**RECORD EXTRACTS:**
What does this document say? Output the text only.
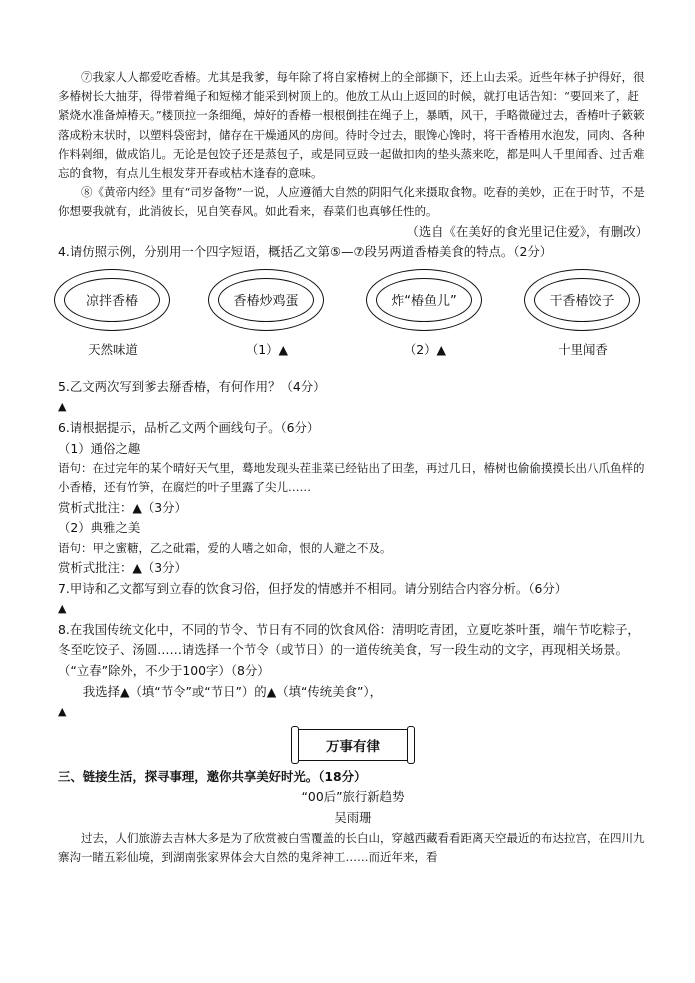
⑦我家人人都爱吃香椿。尤其是我爹，每年除了将自家椿树上的全部撷下，还上山去采。近些年林子护得好，很多椿树长大抽芽，得带着绳子和短梯才能采到树顶上的。他放工从山上返回的时候，就打电话告知：“要回来了，赶紧烧水准备焯椿天。”楼顶拉一条细绳，焯好的香椿一根根倒挂在绳子上，暴晒，风干，手略微碰过去，香椿叶子簌簌落成粉末状时，以塑料袋密封，储存在干燥通风的房间。待时令过去，眼馋心馋时，将干香椿用水泡发，同肉、各种作料剁细，做成馅儿。无论是包饺子还是蒸包子，或是同豆豉一起做扣肉的垫头蒸来吃，都是叫人千里闻香、过舌难忘的食物，有点儿生根发芽开春或枯木逢春的意味。

⑧《黄帝内经》里有“司岁备物”一说，人应遵循大自然的阴阳气化来摄取食物。吃春的美妙，正在于时节，不是你想要我就有，此消彼长，见自笑春风。如此看来，春菜们也真够任性的。

（选自《在美好的食光里记住爱》，有删改）

4.请仿照示例，分别用一个四字短语，概括乙文第⑤—⑦段另两道香椿美食的特点。（2分）

凉拌香椿
天然味道
香椿炒鸡蛋
（1）▲
炸“椿鱼儿”
（2）▲
干香椿饺子
十里闻香

5.乙文两次写到爹去掰香椿，有何作用？（4分）

▲

6.请根据提示，品析乙文两个画线句子。（6分）

（1）通俗之趣

语句：在过完年的某个晴好天气里，蓦地发现头茬韭菜已经钻出了田垄，再过几日，椿树也偷偷摸摸长出八爪鱼样的小香椿，还有竹笋，在腐烂的叶子里露了尖儿……

赏析式批注：▲（3分）

（2）典雅之美

语句：甲之蜜糖，乙之砒霜，爱的人嗜之如命，恨的人避之不及。

赏析式批注：▲（3分）

7.甲诗和乙文都写到立春的饮食习俗，但抒发的情感并不相同。请分别结合内容分析。（6分）

▲

8.在我国传统文化中，不同的节令、节日有不同的饮食风俗：清明吃青团，立夏吃茶叶蛋，端午节吃粽子，冬至吃饺子、汤圆……请选择一个节令（或节日）的一道传统美食，写一段生动的文字，再现相关场景。（“立春”除外，不少于100字）（8分）

我选择▲（填“节令”或“节日”）的▲（填“传统美食”），

▲

万事有律

三、链接生活，探寻事理，邀你共享美好时光。（18分）

“00后”旅行新趋势

吴雨珊

过去，人们旅游去吉林大多是为了欣赏被白雪覆盖的长白山，穿越西藏看看距离天空最近的布达拉宫，在四川九寨沟一睹五彩仙境，到湖南张家界体会大自然的鬼斧神工……而近年来，看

**GOAL OF THE EXERCISE:** Write out the data precisely as given, excluding the pictures.

**SOLUTION BELOW:**
What does this document say? Output the text only.
⑦我家人人都爱吃香椿。尤其是我爹，每年除了将自家椿树上的全部撷下，还上山去采。近些年林子护得好，很多椿树长大抽芽，得带着绳子和短梯才能采到树顶上的。他放工从山上返回的时候，就打电话告知：“要回来了，赶紧烧水准备焯椿天。”楼顶拉一条细绳，焯好的香椿一根根倒挂在绳子上，暴晒，风干，手略微碰过去，香椿叶子簌簌落成粉末状时，以塑料袋密封，储存在干燥通风的房间。待时令过去，眼馋心馋时，将干香椿用水泡发，同肉、各种作料剁细，做成馅儿。无论是包饺子还是蒸包子，或是同豆豉一起做扣肉的垫头蒸来吃，都是叫人千里闻香、过舌难忘的食物，有点儿生根发芽开春或枯木逢春的意味。

⑧《黄帝内经》里有“司岁备物”一说，人应遵循大自然的阴阳气化来摄取食物。吃春的美妙，正在于时节，不是你想要我就有，此消彼长，见自笑春风。如此看来，春菜们也真够任性的。

（选自《在美好的食光里记住爱》，有删改）

4.请仿照示例，分别用一个四字短语，概括乙文第⑤—⑦段另两道香椿美食的特点。（2分）

凉拌香椿
天然味道
香椿炒鸡蛋
（1）▲
炸“椿鱼儿”
（2）▲
干香椿饺子
十里闻香

5.乙文两次写到爹去掰香椿，有何作用？（4分）

▲

6.请根据提示，品析乙文两个画线句子。（6分）

（1）通俗之趣

语句：在过完年的某个晴好天气里，蓦地发现头茬韭菜已经钻出了田垄，再过几日，椿树也偷偷摸摸长出八爪鱼样的小香椿，还有竹笋，在腐烂的叶子里露了尖儿……

赏析式批注：▲（3分）

（2）典雅之美

语句：甲之蜜糖，乙之砒霜，爱的人嗜之如命，恨的人避之不及。

赏析式批注：▲（3分）

7.甲诗和乙文都写到立春的饮食习俗，但抒发的情感并不相同。请分别结合内容分析。（6分）

▲

8.在我国传统文化中，不同的节令、节日有不同的饮食风俗：清明吃青团，立夏吃茶叶蛋，端午节吃粽子，冬至吃饺子、汤圆……请选择一个节令（或节日）的一道传统美食，写一段生动的文字，再现相关场景。（“立春”除外，不少于100字）（8分）

我选择▲（填“节令”或“节日”）的▲（填“传统美食”），

▲

万事有律

三、链接生活，探寻事理，邀你共享美好时光。（18分）

“00后”旅行新趋势

吴雨珊

过去，人们旅游去吉林大多是为了欣赏被白雪覆盖的长白山，穿越西藏看看距离天空最近的布达拉宫，在四川九寨沟一睹五彩仙境，到湖南张家界体会大自然的鬼斧神工……而近年来，看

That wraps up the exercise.